Saved data entries:
========================================
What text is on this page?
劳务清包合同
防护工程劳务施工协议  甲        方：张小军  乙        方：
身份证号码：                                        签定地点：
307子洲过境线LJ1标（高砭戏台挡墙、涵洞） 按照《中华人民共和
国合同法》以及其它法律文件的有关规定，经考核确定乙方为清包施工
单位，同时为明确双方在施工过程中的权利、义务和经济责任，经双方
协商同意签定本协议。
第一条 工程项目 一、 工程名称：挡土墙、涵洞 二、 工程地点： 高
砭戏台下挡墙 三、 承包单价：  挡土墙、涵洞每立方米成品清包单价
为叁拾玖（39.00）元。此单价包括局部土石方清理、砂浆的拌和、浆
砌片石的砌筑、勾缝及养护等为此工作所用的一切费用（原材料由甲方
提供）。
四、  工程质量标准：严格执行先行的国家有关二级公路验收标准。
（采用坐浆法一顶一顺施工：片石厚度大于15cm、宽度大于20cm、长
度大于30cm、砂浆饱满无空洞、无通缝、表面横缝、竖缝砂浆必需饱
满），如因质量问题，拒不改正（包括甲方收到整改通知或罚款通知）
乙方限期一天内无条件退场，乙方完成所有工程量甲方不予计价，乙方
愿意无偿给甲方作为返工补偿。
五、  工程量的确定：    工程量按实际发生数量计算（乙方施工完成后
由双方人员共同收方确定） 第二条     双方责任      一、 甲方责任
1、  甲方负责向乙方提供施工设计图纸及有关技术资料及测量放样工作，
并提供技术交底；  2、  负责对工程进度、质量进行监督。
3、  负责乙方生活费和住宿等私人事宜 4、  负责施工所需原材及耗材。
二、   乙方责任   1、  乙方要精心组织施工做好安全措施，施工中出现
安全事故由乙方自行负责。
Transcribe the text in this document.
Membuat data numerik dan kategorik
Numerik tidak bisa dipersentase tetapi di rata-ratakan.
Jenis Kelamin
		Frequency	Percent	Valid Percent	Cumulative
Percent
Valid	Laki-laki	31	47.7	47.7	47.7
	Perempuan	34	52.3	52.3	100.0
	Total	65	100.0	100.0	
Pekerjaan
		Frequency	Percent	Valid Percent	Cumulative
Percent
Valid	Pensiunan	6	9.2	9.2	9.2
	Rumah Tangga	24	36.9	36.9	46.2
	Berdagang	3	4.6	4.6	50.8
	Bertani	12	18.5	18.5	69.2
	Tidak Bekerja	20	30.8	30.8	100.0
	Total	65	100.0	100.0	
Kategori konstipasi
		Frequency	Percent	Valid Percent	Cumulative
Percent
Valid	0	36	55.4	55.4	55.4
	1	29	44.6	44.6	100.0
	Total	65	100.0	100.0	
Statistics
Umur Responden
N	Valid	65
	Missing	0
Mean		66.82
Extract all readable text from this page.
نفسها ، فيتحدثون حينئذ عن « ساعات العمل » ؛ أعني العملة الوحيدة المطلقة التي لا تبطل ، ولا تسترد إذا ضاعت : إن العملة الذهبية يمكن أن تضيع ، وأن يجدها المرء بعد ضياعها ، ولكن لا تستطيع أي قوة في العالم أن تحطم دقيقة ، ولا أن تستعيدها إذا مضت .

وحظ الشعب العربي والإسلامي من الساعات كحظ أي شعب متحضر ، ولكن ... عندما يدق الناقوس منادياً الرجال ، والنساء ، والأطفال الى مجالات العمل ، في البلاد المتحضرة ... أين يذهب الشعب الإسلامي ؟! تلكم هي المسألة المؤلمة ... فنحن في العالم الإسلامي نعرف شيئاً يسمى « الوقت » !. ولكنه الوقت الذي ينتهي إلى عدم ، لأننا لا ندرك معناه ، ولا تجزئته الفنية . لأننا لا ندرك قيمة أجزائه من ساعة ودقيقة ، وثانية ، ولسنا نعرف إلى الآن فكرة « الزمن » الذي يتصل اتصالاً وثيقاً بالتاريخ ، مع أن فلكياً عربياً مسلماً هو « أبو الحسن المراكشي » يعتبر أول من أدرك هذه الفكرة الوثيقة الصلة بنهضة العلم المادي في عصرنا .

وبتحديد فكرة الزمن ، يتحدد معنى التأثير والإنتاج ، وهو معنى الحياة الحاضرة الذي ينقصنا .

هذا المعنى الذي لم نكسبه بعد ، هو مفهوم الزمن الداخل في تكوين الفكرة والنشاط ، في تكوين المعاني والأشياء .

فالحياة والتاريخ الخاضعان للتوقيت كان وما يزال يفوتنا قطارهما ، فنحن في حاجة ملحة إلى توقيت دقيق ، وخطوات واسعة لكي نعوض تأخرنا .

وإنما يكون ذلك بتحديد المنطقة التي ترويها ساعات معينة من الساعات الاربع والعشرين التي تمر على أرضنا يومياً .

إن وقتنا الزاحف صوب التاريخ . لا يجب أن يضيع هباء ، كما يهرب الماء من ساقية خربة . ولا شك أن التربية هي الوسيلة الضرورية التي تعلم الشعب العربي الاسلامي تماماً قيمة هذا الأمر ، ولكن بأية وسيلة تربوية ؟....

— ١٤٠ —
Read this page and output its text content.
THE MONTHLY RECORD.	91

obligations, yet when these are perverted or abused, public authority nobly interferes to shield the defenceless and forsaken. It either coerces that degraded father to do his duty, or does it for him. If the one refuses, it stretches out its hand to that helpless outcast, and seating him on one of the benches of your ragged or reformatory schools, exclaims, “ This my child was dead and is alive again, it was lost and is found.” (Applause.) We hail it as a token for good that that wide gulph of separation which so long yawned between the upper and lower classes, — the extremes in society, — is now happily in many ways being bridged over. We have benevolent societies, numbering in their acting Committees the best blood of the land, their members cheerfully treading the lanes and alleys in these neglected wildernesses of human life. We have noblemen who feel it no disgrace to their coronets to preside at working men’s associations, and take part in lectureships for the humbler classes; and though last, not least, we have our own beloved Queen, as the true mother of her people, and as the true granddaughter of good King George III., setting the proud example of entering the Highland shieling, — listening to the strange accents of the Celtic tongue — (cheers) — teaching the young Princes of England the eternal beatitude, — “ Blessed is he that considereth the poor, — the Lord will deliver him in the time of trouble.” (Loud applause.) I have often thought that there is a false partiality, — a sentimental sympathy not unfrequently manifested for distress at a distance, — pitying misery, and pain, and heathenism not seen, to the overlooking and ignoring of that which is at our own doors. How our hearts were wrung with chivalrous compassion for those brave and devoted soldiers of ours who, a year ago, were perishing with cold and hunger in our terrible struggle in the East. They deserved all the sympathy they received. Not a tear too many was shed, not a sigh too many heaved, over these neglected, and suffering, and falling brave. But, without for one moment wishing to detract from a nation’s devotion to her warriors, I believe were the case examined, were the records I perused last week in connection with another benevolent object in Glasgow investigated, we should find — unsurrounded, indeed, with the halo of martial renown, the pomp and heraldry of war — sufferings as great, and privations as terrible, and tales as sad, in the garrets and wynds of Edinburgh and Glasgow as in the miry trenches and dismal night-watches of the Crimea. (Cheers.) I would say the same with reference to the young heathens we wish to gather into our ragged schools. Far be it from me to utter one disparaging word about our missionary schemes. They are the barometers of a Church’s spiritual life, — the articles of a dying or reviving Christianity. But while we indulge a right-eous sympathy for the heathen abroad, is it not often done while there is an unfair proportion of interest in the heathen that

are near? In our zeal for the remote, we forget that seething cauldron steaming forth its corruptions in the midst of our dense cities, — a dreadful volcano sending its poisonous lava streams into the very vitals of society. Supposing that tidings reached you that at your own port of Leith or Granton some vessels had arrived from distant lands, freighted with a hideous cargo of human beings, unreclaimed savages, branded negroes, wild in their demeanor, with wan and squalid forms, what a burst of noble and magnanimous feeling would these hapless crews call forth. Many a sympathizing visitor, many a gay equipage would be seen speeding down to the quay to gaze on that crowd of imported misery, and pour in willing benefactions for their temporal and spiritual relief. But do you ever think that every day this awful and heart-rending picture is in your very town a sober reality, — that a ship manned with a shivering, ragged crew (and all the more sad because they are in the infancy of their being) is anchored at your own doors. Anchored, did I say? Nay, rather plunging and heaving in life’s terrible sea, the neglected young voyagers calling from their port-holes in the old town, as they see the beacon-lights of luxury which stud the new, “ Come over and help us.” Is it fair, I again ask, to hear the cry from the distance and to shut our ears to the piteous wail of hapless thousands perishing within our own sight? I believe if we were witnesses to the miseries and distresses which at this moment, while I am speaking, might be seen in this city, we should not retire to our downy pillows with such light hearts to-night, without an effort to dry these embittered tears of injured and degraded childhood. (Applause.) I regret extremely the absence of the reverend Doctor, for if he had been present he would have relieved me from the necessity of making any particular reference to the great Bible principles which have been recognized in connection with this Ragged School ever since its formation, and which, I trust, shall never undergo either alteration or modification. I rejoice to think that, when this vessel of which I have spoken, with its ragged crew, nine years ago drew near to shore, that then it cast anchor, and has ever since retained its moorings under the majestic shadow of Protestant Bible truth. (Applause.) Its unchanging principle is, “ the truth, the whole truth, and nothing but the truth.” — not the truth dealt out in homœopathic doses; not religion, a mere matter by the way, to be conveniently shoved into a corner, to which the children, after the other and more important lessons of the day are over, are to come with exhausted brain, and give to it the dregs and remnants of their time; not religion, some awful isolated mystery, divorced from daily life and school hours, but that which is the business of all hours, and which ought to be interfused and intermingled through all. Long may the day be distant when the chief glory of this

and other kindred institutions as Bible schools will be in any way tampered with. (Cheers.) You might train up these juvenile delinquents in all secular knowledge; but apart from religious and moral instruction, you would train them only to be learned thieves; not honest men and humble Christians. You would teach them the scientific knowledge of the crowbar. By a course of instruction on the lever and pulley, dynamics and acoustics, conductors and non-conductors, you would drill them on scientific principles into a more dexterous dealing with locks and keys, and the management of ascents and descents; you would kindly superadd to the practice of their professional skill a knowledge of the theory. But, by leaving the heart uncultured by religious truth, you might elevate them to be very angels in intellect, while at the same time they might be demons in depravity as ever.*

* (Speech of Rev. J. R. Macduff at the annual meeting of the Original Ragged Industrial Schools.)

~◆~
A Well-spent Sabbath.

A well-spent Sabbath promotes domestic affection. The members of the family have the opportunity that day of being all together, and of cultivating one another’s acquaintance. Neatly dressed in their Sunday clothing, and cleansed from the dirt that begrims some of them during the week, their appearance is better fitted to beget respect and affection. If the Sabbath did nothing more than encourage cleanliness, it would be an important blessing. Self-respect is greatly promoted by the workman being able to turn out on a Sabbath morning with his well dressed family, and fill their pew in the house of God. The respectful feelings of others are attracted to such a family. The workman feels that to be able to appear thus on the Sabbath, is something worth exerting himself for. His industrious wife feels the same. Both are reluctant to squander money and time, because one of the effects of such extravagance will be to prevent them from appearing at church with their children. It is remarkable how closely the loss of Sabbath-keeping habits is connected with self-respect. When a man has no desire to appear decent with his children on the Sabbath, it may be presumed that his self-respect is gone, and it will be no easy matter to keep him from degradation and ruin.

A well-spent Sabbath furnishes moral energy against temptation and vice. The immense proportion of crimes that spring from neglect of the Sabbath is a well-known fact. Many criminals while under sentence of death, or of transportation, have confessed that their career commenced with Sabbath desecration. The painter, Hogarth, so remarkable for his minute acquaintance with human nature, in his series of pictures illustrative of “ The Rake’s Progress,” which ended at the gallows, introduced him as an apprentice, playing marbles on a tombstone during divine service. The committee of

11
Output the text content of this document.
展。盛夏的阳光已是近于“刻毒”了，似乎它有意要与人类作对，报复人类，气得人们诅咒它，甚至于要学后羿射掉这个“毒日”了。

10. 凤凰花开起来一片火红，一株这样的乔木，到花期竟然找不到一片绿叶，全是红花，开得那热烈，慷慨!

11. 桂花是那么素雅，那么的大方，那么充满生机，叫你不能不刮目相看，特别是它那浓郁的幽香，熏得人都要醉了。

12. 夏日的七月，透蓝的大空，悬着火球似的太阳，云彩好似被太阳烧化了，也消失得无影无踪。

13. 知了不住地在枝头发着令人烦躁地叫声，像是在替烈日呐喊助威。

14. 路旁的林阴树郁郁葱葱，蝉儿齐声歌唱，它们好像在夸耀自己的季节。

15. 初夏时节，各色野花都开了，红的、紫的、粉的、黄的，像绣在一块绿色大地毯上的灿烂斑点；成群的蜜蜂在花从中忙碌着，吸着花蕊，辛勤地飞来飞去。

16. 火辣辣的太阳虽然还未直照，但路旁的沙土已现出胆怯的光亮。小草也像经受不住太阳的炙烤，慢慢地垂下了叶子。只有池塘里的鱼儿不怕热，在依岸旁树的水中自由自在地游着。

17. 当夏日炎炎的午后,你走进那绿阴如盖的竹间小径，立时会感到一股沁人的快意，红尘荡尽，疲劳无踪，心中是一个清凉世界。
========================================
What to do
Nothing but a number is needed here: how many lines hold the string "document"?

Written response
2